[Source data]
---+---

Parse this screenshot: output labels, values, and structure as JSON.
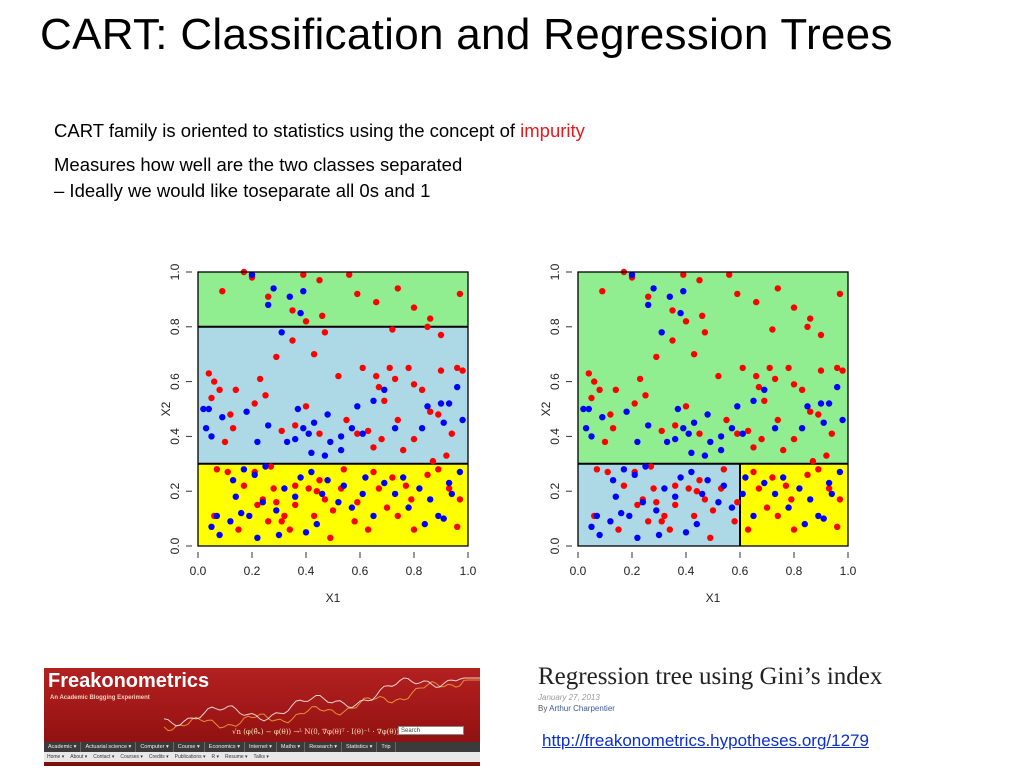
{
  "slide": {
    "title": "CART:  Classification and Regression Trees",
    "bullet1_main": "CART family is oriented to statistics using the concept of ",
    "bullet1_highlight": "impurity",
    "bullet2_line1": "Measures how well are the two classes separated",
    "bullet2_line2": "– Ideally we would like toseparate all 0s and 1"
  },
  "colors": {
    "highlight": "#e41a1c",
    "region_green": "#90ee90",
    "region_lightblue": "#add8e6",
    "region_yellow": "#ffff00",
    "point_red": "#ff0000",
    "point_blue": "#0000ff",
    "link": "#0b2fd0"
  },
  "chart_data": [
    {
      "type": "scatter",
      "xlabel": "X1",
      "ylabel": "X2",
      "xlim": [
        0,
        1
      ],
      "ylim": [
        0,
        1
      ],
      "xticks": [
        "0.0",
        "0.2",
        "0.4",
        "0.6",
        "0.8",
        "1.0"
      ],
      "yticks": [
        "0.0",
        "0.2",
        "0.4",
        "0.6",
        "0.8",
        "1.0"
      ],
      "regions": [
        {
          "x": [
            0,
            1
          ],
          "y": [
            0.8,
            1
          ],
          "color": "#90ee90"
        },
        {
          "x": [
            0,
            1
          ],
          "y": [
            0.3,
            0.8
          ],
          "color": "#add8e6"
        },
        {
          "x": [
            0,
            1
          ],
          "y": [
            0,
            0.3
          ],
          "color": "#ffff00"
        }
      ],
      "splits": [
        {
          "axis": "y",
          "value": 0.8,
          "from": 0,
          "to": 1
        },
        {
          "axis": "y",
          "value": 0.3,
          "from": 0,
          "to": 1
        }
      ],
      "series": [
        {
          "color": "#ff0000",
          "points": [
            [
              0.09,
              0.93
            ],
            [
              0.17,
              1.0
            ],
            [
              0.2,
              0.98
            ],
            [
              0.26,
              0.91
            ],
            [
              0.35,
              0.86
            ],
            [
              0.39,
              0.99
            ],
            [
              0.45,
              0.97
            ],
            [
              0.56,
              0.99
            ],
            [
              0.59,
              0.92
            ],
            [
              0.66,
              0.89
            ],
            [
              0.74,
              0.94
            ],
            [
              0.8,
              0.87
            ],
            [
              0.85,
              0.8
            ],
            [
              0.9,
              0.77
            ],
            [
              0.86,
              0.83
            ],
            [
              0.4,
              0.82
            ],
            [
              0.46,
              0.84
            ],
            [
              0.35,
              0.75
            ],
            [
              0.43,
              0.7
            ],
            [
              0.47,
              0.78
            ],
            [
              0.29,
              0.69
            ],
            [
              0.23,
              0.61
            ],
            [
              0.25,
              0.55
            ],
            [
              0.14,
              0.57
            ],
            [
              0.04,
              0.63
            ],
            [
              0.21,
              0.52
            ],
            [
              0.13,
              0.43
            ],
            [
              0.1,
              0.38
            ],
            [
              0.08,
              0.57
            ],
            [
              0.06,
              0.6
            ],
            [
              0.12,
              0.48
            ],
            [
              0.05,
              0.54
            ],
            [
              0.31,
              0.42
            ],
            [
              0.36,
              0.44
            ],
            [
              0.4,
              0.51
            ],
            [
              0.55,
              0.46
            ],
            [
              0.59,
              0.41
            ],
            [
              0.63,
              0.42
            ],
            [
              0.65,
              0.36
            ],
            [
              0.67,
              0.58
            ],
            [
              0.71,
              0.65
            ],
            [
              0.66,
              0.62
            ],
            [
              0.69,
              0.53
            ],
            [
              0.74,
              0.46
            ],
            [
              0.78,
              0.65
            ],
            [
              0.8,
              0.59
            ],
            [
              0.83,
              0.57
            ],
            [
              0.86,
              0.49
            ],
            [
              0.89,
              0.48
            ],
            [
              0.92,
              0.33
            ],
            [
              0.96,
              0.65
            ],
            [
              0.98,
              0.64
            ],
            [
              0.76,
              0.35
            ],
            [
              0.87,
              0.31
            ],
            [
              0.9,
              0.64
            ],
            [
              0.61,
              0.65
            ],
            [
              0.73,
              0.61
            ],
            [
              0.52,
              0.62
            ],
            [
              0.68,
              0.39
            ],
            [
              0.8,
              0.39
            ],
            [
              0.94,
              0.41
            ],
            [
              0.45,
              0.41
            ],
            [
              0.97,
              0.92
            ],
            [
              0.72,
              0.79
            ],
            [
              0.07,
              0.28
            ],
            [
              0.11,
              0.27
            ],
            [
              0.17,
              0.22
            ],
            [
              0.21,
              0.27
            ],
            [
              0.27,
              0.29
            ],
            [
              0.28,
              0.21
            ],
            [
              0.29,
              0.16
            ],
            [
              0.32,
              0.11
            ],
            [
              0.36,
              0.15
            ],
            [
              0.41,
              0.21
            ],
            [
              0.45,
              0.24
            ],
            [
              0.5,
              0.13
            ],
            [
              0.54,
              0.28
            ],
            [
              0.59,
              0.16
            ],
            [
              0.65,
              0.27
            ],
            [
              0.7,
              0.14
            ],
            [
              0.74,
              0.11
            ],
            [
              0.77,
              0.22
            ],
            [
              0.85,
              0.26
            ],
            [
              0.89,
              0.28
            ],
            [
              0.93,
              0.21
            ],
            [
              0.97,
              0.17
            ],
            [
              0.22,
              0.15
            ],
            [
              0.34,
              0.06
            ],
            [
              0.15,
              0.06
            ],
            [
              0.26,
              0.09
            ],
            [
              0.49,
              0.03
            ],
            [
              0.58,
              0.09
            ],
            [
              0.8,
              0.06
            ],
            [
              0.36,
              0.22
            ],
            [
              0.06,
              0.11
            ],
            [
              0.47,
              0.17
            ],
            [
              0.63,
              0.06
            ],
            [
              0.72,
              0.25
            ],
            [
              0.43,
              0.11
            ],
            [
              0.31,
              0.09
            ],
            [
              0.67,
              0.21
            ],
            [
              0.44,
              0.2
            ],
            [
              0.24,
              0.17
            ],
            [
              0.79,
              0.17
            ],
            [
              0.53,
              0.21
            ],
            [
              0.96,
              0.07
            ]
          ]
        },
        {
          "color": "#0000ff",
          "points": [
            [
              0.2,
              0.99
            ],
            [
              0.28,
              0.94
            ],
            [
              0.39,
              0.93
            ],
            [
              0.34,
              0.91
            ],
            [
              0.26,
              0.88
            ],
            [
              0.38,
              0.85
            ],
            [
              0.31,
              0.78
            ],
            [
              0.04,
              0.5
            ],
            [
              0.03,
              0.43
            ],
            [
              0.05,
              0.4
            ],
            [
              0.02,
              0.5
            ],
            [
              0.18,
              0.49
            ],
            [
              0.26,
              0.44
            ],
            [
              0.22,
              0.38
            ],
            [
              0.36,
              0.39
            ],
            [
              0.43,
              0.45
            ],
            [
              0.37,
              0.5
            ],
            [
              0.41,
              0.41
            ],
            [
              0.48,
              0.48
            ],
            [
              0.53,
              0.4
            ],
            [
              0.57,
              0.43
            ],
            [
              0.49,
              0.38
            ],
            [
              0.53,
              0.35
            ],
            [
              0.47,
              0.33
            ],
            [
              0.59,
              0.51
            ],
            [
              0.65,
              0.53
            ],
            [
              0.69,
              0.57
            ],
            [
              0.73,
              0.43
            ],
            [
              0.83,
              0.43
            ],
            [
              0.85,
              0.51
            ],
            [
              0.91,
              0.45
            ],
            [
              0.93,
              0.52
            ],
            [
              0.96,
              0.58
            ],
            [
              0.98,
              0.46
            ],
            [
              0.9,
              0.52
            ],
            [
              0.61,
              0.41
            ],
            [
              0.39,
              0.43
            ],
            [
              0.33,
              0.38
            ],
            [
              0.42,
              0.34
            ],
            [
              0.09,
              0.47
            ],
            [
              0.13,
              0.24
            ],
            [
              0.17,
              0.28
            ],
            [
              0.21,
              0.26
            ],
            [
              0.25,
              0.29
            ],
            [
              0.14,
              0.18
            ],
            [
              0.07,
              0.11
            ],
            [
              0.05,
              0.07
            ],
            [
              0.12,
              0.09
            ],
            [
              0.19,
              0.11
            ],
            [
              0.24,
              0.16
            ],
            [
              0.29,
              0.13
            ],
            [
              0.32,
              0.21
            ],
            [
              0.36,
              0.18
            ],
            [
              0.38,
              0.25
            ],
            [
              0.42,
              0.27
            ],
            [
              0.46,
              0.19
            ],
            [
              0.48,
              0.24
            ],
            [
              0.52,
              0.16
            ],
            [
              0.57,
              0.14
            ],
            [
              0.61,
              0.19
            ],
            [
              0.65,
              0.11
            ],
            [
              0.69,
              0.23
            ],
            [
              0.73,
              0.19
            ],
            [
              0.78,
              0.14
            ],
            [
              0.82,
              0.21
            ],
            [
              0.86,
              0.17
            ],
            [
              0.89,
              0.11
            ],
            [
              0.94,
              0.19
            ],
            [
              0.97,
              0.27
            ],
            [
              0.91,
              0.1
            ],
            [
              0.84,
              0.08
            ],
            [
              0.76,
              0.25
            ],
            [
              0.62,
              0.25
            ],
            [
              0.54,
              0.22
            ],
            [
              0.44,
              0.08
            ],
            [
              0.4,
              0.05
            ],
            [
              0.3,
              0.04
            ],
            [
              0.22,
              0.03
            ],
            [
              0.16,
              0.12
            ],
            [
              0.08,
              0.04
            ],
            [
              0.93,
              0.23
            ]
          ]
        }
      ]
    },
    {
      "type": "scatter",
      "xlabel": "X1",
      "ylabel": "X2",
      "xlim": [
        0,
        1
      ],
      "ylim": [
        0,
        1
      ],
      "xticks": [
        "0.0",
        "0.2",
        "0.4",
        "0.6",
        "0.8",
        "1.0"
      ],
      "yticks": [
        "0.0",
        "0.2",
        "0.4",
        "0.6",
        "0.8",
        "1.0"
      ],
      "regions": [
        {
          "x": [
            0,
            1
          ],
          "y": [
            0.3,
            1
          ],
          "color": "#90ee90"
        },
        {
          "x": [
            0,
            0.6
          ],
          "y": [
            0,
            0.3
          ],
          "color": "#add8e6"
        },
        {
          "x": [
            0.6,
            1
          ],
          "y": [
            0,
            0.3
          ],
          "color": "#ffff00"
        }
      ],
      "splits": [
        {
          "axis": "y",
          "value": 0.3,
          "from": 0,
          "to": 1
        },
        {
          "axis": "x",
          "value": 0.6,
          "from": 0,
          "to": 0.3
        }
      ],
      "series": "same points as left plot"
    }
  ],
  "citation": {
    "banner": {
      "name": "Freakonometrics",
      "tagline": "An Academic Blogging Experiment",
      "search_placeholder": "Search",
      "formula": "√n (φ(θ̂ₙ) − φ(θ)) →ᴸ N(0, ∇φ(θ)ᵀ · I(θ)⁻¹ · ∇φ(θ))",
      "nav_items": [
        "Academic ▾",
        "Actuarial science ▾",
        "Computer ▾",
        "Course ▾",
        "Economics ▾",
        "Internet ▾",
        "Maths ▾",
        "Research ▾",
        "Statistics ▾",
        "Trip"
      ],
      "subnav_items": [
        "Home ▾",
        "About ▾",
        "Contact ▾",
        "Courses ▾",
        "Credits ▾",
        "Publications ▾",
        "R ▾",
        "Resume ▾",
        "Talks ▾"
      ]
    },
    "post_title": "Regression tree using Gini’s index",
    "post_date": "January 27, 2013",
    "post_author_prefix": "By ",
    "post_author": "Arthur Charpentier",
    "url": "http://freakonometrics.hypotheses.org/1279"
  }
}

---+---

Required task: For each line of the entries that includes "Regression", show that line.

Solved problem:
    "title": "CART:  Classification and Regression Trees",
    "post_title": "Regression tree using Gini’s index",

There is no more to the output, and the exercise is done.